**Exercise aim**
For the records that follow, return only the count of lines containing the string "this".

**Stored data**
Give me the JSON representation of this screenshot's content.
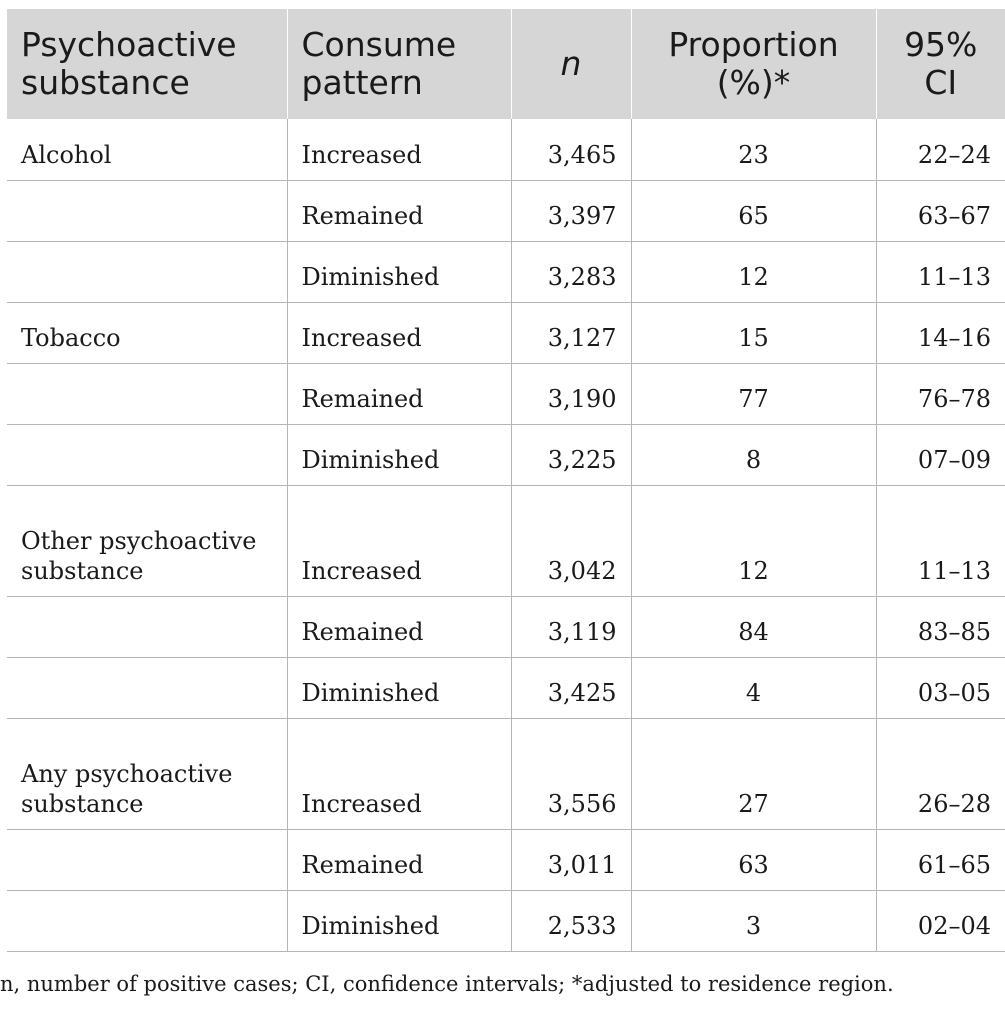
{
  "table": {
    "headers": [
      "Psychoactive substance",
      "Consume pattern",
      "n",
      "Proportion (%)*",
      "95% CI"
    ],
    "rows": [
      {
        "substance": "Alcohol",
        "pattern": "Increased",
        "n": "3,465",
        "proportion": "23",
        "ci": "22–24"
      },
      {
        "substance": "",
        "pattern": "Remained",
        "n": "3,397",
        "proportion": "65",
        "ci": "63–67"
      },
      {
        "substance": "",
        "pattern": "Diminished",
        "n": "3,283",
        "proportion": "12",
        "ci": "11–13"
      },
      {
        "substance": "Tobacco",
        "pattern": "Increased",
        "n": "3,127",
        "proportion": "15",
        "ci": "14–16"
      },
      {
        "substance": "",
        "pattern": "Remained",
        "n": "3,190",
        "proportion": "77",
        "ci": "76–78"
      },
      {
        "substance": "",
        "pattern": "Diminished",
        "n": "3,225",
        "proportion": "8",
        "ci": "07–09"
      },
      {
        "substance": "Other psychoactive substance",
        "pattern": "Increased",
        "n": "3,042",
        "proportion": "12",
        "ci": "11–13"
      },
      {
        "substance": "",
        "pattern": "Remained",
        "n": "3,119",
        "proportion": "84",
        "ci": "83–85"
      },
      {
        "substance": "",
        "pattern": "Diminished",
        "n": "3,425",
        "proportion": "4",
        "ci": "03–05"
      },
      {
        "substance": "Any psychoactive substance",
        "pattern": "Increased",
        "n": "3,556",
        "proportion": "27",
        "ci": "26–28"
      },
      {
        "substance": "",
        "pattern": "Remained",
        "n": "3,011",
        "proportion": "63",
        "ci": "61–65"
      },
      {
        "substance": "",
        "pattern": "Diminished",
        "n": "2,533",
        "proportion": "3",
        "ci": "02–04"
      }
    ]
  },
  "footnote": "n, number of positive cases; CI, confidence intervals; *adjusted to residence region.",
  "colors": {
    "header_bg": "#d6d6d6",
    "grid_line": "#b5b5b5",
    "text": "#1a1a1a"
  }
}
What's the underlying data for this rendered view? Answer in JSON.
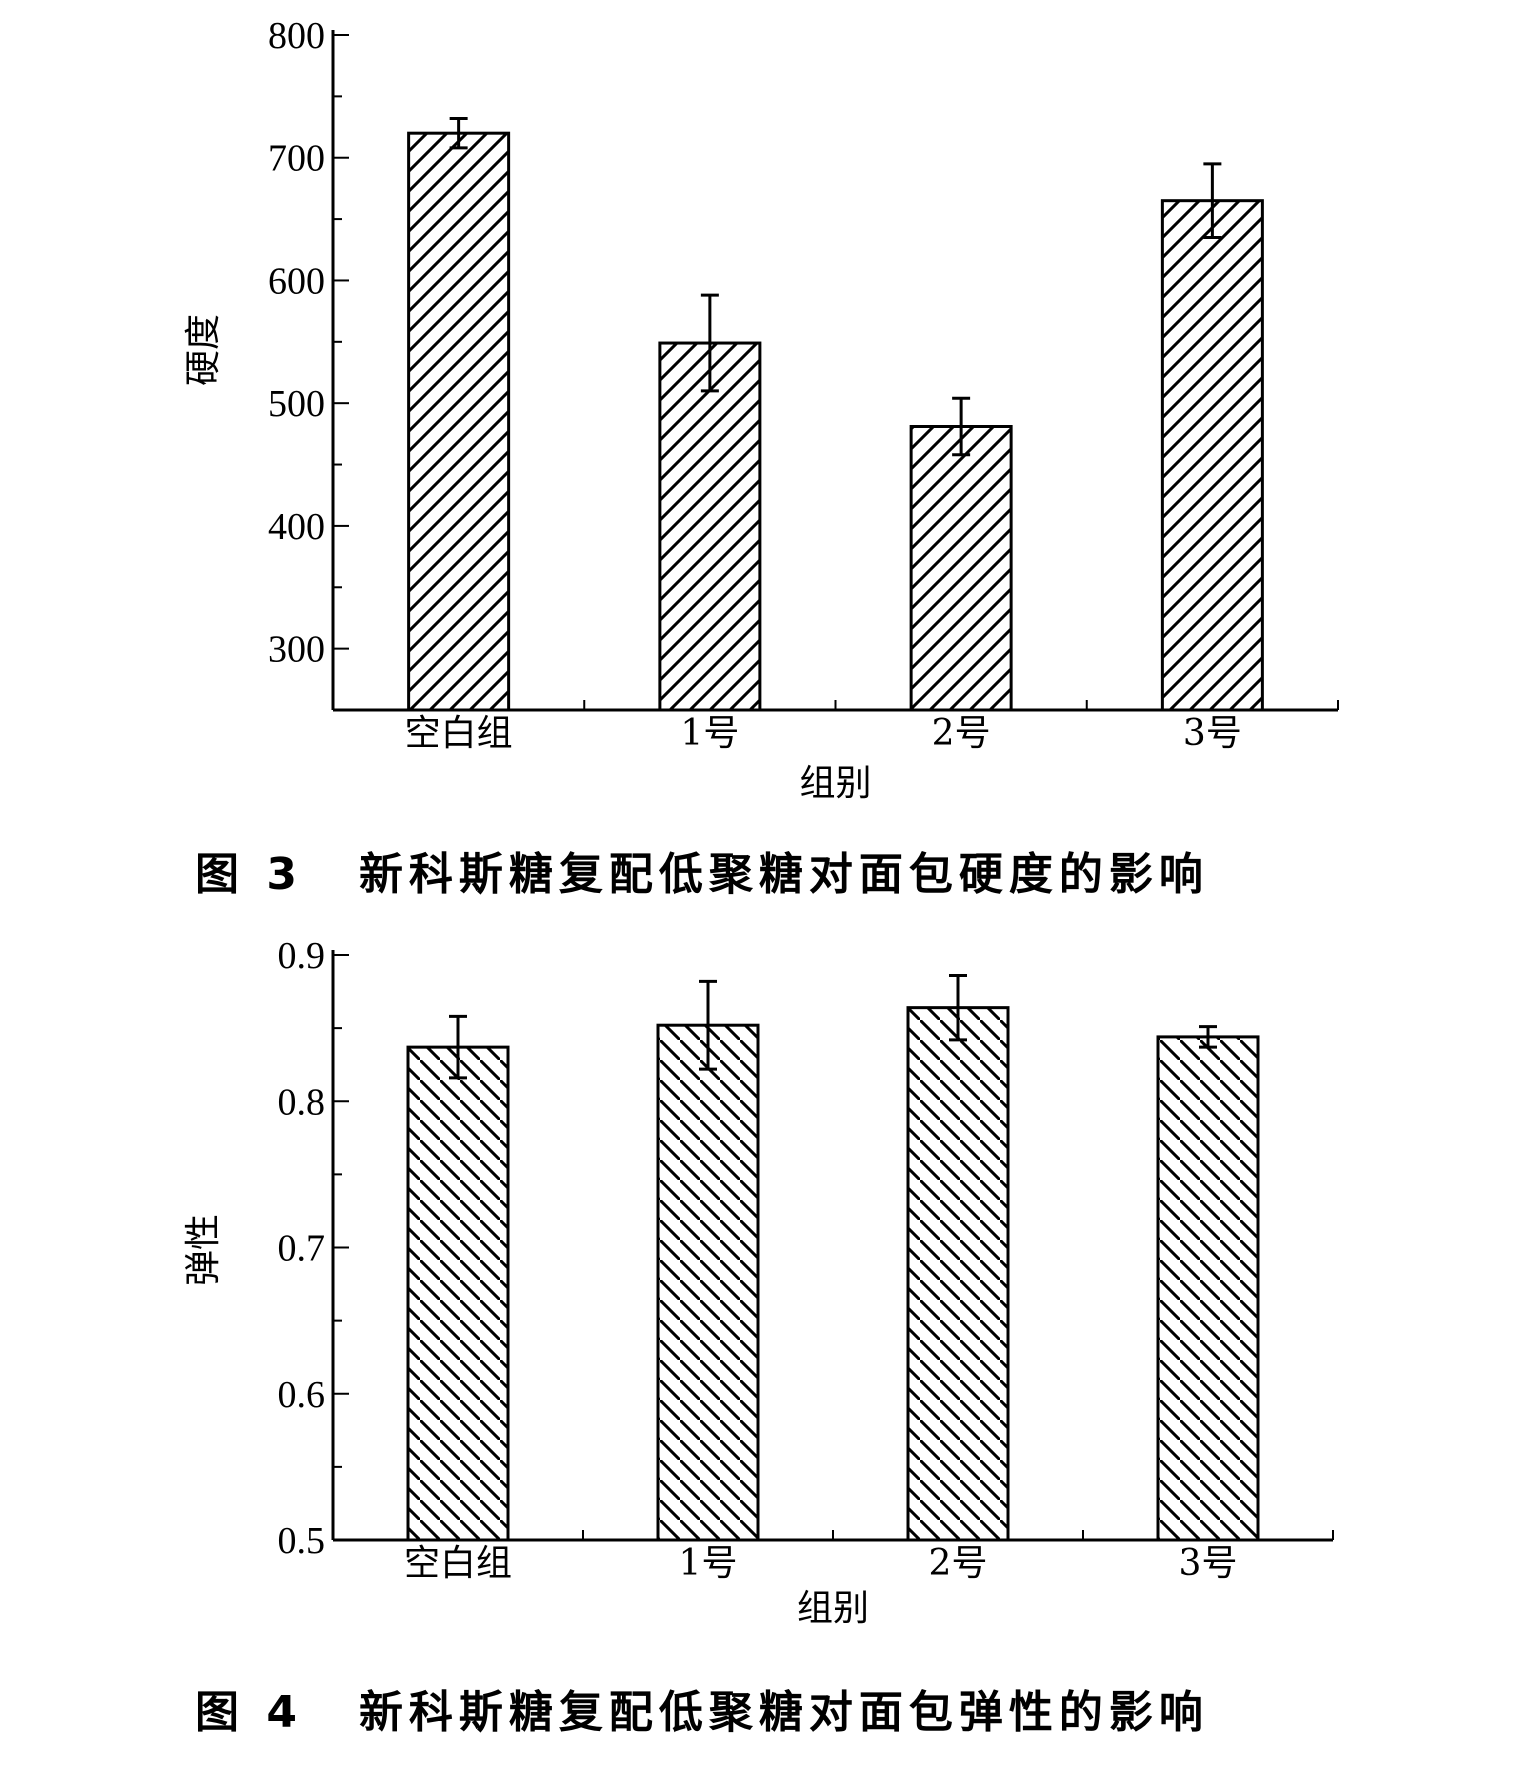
{
  "chart_data": [
    {
      "type": "bar",
      "figure_label": "图 3",
      "title": "新科斯糖复配低聚糖对面包硬度的影响",
      "xlabel": "组别",
      "ylabel": "硬度",
      "categories": [
        "空白组",
        "1号",
        "2号",
        "3号"
      ],
      "values": [
        720,
        549,
        481,
        665
      ],
      "errors": [
        12,
        39,
        23,
        30
      ],
      "ylim": [
        250,
        800
      ],
      "yticks": [
        300,
        400,
        500,
        600,
        700,
        800
      ],
      "ytick_labels": [
        "300",
        "400",
        "500",
        "600",
        "700",
        "800"
      ],
      "hatch": "forward-diagonal",
      "grid": false,
      "legend": "none"
    },
    {
      "type": "bar",
      "figure_label": "图 4",
      "title": "新科斯糖复配低聚糖对面包弹性的影响",
      "xlabel": "组别",
      "ylabel": "弹性",
      "categories": [
        "空白组",
        "1号",
        "2号",
        "3号"
      ],
      "values": [
        0.837,
        0.852,
        0.864,
        0.844
      ],
      "errors": [
        0.021,
        0.03,
        0.022,
        0.007
      ],
      "ylim": [
        0.5,
        0.9
      ],
      "yticks": [
        0.5,
        0.6,
        0.7,
        0.8,
        0.9
      ],
      "ytick_labels": [
        "0.5",
        "0.6",
        "0.7",
        "0.8",
        "0.9"
      ],
      "hatch": "back-diagonal",
      "grid": false,
      "legend": "none"
    }
  ]
}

**Written response**
2